# [Problem statement]
Below are some records: retype them all exactly, but not the pictures.

# [Supplied records]

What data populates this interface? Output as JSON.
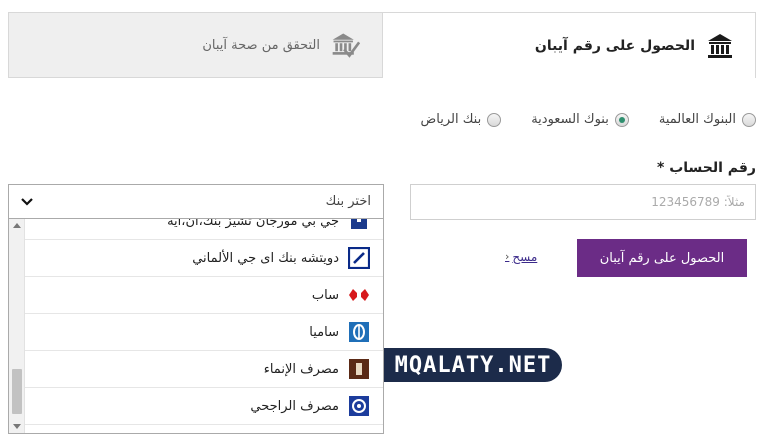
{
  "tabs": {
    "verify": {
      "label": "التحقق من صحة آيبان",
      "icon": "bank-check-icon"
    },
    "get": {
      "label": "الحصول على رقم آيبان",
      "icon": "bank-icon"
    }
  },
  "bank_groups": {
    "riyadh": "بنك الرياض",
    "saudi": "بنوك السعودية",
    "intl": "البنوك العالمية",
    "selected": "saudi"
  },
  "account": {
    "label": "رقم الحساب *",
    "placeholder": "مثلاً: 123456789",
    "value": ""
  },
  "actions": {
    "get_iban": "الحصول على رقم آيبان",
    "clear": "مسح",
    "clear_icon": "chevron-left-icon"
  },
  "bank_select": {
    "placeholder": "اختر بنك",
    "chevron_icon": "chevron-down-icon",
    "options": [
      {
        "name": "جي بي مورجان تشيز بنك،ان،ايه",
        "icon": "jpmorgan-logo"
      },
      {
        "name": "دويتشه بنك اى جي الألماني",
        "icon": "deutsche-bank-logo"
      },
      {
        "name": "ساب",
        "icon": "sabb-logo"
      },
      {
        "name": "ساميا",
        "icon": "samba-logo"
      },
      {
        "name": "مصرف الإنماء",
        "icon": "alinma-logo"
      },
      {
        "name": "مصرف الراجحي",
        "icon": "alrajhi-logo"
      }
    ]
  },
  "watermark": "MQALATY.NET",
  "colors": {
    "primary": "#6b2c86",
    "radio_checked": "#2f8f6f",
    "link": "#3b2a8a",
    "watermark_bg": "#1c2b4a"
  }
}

# [Response for this exercise]
What data populates this interface? Output as JSON.
{
  "tabs": {
    "verify": {
      "label": "التحقق من صحة آيبان",
      "icon": "bank-check-icon"
    },
    "get": {
      "label": "الحصول على رقم آيبان",
      "icon": "bank-icon"
    }
  },
  "bank_groups": {
    "riyadh": "بنك الرياض",
    "saudi": "بنوك السعودية",
    "intl": "البنوك العالمية",
    "selected": "saudi"
  },
  "account": {
    "label": "رقم الحساب *",
    "placeholder": "مثلاً: 123456789",
    "value": ""
  },
  "actions": {
    "get_iban": "الحصول على رقم آيبان",
    "clear": "مسح",
    "clear_icon": "chevron-left-icon"
  },
  "bank_select": {
    "placeholder": "اختر بنك",
    "chevron_icon": "chevron-down-icon",
    "options": [
      {
        "name": "جي بي مورجان تشيز بنك،ان،ايه",
        "icon": "jpmorgan-logo"
      },
      {
        "name": "دويتشه بنك اى جي الألماني",
        "icon": "deutsche-bank-logo"
      },
      {
        "name": "ساب",
        "icon": "sabb-logo"
      },
      {
        "name": "ساميا",
        "icon": "samba-logo"
      },
      {
        "name": "مصرف الإنماء",
        "icon": "alinma-logo"
      },
      {
        "name": "مصرف الراجحي",
        "icon": "alrajhi-logo"
      }
    ]
  },
  "watermark": "MQALATY.NET",
  "colors": {
    "primary": "#6b2c86",
    "radio_checked": "#2f8f6f",
    "link": "#3b2a8a",
    "watermark_bg": "#1c2b4a"
  }
}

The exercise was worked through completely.